▸ What you have to do
Repeat exactly each line of the data provided below.

Some records:

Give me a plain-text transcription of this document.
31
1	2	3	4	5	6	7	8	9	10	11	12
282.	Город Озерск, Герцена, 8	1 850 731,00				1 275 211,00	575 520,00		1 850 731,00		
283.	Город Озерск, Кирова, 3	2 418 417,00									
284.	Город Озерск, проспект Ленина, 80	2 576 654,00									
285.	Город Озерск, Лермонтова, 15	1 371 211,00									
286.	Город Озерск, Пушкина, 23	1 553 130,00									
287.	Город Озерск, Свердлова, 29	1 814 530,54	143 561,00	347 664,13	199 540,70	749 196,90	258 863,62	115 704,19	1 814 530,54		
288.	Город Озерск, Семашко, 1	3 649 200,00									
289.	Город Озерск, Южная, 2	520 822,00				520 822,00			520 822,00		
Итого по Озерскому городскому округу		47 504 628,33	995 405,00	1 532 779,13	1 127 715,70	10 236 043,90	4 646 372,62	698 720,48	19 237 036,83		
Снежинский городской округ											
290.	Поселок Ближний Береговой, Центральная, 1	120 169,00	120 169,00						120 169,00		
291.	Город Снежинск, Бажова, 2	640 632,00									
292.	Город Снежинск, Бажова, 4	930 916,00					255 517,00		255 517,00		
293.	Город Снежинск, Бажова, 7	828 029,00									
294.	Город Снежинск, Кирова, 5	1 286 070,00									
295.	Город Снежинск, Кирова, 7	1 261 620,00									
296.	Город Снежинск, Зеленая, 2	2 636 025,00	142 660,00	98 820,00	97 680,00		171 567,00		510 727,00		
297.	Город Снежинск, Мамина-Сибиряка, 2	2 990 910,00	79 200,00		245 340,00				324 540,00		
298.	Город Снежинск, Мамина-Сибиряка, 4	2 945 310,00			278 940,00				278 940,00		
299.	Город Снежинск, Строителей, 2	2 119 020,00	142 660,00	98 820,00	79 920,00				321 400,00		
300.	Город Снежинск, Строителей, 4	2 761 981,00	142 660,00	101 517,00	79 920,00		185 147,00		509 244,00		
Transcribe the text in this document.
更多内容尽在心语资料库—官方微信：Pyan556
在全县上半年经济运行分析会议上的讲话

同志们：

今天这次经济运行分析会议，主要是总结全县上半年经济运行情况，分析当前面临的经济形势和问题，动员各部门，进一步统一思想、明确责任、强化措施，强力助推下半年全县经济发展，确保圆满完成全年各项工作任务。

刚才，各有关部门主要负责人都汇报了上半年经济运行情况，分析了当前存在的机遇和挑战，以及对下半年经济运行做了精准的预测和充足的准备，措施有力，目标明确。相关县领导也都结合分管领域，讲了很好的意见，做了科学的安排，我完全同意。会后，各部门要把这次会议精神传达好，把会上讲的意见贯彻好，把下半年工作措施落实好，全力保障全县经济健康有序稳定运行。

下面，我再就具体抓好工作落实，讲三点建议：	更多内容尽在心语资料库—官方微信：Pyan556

▸ Answer for this exercise
Give me a plain-text transcription of this document.
31
1	2	3	4	5	6	7	8	9	10	11	12
282.	Город Озерск, Герцена, 8	1 850 731,00				1 275 211,00	575 520,00		1 850 731,00		
283.	Город Озерск, Кирова, 3	2 418 417,00									
284.	Город Озерск, проспект Ленина, 80	2 576 654,00									
285.	Город Озерск, Лермонтова, 15	1 371 211,00									
286.	Город Озерск, Пушкина, 23	1 553 130,00									
287.	Город Озерск, Свердлова, 29	1 814 530,54	143 561,00	347 664,13	199 540,70	749 196,90	258 863,62	115 704,19	1 814 530,54		
288.	Город Озерск, Семашко, 1	3 649 200,00									
289.	Город Озерск, Южная, 2	520 822,00				520 822,00			520 822,00		
Итого по Озерскому городскому округу		47 504 628,33	995 405,00	1 532 779,13	1 127 715,70	10 236 043,90	4 646 372,62	698 720,48	19 237 036,83		
Снежинский городской округ											
290.	Поселок Ближний Береговой, Центральная, 1	120 169,00	120 169,00						120 169,00		
291.	Город Снежинск, Бажова, 2	640 632,00									
292.	Город Снежинск, Бажова, 4	930 916,00					255 517,00		255 517,00		
293.	Город Снежинск, Бажова, 7	828 029,00									
294.	Город Снежинск, Кирова, 5	1 286 070,00									
295.	Город Снежинск, Кирова, 7	1 261 620,00									
296.	Город Снежинск, Зеленая, 2	2 636 025,00	142 660,00	98 820,00	97 680,00		171 567,00		510 727,00		
297.	Город Снежинск, Мамина-Сибиряка, 2	2 990 910,00	79 200,00		245 340,00				324 540,00		
298.	Город Снежинск, Мамина-Сибиряка, 4	2 945 310,00			278 940,00				278 940,00		
299.	Город Снежинск, Строителей, 2	2 119 020,00	142 660,00	98 820,00	79 920,00				321 400,00		
300.	Город Снежинск, Строителей, 4	2 761 981,00	142 660,00	101 517,00	79 920,00		185 147,00		509 244,00		
Transcribe the text in this document.
更多内容尽在心语资料库—官方微信：Pyan556
在全县上半年经济运行分析会议上的讲话

同志们：

今天这次经济运行分析会议，主要是总结全县上半年经济运行情况，分析当前面临的经济形势和问题，动员各部门，进一步统一思想、明确责任、强化措施，强力助推下半年全县经济发展，确保圆满完成全年各项工作任务。

刚才，各有关部门主要负责人都汇报了上半年经济运行情况，分析了当前存在的机遇和挑战，以及对下半年经济运行做了精准的预测和充足的准备，措施有力，目标明确。相关县领导也都结合分管领域，讲了很好的意见，做了科学的安排，我完全同意。会后，各部门要把这次会议精神传达好，把会上讲的意见贯彻好，把下半年工作措施落实好，全力保障全县经济健康有序稳定运行。

下面，我再就具体抓好工作落实，讲三点建议：	更多内容尽在心语资料库—官方微信：Pyan556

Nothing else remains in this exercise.